== Written instruction ==
Lines containing "name" are to be counted. Report the count alone.

== Data for this exercise ==

-*-*-

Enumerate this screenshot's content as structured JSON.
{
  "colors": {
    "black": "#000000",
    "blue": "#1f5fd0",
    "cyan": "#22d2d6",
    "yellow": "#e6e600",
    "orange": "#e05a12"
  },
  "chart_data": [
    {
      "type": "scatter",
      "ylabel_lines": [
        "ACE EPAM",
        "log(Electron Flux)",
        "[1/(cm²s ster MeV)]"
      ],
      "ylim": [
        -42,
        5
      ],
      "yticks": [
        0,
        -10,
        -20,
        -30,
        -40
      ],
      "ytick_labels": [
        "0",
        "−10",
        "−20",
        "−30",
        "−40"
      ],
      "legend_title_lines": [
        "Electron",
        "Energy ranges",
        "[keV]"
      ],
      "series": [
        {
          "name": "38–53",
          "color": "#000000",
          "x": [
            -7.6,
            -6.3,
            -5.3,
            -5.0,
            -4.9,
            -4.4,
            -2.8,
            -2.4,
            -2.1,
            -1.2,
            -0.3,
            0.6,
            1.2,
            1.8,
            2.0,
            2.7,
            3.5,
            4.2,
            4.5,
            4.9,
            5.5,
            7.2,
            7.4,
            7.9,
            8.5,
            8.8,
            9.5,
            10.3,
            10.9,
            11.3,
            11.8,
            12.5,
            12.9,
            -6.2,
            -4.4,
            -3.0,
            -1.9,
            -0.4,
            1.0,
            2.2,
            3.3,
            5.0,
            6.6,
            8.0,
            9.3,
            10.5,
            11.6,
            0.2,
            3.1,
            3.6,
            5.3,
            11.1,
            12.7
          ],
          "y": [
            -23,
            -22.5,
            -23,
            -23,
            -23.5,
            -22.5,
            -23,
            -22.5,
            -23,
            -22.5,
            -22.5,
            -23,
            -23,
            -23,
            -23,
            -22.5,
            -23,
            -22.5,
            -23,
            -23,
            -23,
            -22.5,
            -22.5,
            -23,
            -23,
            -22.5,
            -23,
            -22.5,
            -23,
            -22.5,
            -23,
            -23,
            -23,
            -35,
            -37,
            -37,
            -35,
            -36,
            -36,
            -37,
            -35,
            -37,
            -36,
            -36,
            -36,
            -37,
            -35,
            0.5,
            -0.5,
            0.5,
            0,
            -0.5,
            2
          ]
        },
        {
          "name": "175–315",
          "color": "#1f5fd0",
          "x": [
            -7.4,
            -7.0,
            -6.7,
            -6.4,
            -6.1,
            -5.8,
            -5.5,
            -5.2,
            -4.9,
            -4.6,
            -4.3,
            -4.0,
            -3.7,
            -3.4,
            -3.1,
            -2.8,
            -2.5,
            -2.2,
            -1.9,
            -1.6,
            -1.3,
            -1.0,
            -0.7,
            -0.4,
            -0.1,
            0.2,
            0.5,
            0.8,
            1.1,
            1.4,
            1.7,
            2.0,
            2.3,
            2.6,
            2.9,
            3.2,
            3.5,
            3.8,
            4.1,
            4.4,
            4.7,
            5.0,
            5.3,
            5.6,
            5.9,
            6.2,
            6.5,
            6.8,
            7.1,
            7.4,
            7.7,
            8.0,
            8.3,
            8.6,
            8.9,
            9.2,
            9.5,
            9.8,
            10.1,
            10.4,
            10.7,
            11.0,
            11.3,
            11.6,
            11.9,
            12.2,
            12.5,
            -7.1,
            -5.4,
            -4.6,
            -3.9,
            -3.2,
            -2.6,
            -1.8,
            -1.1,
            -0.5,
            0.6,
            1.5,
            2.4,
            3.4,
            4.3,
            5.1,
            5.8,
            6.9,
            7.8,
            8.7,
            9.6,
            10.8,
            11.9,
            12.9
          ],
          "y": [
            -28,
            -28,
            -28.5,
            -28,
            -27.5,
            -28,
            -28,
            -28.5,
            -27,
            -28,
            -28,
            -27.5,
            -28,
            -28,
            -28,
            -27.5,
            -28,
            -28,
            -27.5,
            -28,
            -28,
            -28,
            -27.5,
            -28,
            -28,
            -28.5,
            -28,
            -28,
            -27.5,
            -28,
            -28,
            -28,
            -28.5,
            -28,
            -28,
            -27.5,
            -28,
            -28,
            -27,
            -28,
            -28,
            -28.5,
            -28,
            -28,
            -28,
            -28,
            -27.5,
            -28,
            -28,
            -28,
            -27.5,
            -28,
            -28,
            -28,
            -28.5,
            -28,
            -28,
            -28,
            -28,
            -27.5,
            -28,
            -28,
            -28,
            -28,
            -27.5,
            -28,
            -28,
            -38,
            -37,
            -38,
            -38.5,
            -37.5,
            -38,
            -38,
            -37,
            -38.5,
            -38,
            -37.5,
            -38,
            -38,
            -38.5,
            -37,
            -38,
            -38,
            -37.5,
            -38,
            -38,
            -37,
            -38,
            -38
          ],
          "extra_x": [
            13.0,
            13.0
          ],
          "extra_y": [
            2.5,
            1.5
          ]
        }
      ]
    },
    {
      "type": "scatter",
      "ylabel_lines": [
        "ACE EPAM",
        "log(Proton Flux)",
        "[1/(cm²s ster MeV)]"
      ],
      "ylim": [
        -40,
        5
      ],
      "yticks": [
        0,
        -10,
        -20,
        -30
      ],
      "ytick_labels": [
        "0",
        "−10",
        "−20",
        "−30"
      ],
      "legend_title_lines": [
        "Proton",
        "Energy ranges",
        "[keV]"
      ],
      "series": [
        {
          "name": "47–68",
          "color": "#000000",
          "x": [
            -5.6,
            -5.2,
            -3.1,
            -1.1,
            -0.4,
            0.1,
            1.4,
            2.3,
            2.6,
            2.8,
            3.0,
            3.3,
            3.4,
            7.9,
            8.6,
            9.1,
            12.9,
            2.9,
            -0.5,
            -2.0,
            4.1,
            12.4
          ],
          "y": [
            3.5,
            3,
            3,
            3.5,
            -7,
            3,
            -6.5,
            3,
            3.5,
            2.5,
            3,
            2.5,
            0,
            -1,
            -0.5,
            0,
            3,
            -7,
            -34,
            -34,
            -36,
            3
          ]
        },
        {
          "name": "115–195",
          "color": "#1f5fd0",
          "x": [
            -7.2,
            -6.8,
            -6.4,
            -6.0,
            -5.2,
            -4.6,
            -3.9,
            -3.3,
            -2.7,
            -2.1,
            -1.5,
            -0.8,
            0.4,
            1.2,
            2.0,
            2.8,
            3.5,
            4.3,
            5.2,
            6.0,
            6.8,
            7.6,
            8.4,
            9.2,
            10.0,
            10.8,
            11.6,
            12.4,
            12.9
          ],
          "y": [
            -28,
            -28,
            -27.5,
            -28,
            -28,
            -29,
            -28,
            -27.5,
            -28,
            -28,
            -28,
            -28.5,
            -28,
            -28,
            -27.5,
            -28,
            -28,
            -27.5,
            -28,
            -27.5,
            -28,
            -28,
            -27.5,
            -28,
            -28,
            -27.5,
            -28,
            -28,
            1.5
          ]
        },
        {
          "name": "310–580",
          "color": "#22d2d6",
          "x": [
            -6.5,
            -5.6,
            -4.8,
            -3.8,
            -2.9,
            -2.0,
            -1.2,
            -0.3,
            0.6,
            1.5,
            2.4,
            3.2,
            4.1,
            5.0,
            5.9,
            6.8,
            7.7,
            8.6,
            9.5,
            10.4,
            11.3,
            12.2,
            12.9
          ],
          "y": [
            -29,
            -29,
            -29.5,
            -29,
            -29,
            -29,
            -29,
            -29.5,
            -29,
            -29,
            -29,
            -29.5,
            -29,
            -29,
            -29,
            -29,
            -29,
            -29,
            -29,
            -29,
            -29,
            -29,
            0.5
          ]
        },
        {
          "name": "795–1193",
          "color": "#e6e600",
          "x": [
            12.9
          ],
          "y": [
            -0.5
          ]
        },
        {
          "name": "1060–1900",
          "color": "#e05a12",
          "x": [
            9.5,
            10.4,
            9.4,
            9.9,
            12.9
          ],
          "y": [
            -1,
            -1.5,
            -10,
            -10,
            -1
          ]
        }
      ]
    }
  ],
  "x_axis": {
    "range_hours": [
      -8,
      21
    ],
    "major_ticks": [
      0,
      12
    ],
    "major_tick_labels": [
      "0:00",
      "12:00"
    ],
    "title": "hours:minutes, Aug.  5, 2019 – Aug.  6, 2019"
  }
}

-*-*-

== Exercise output ==
7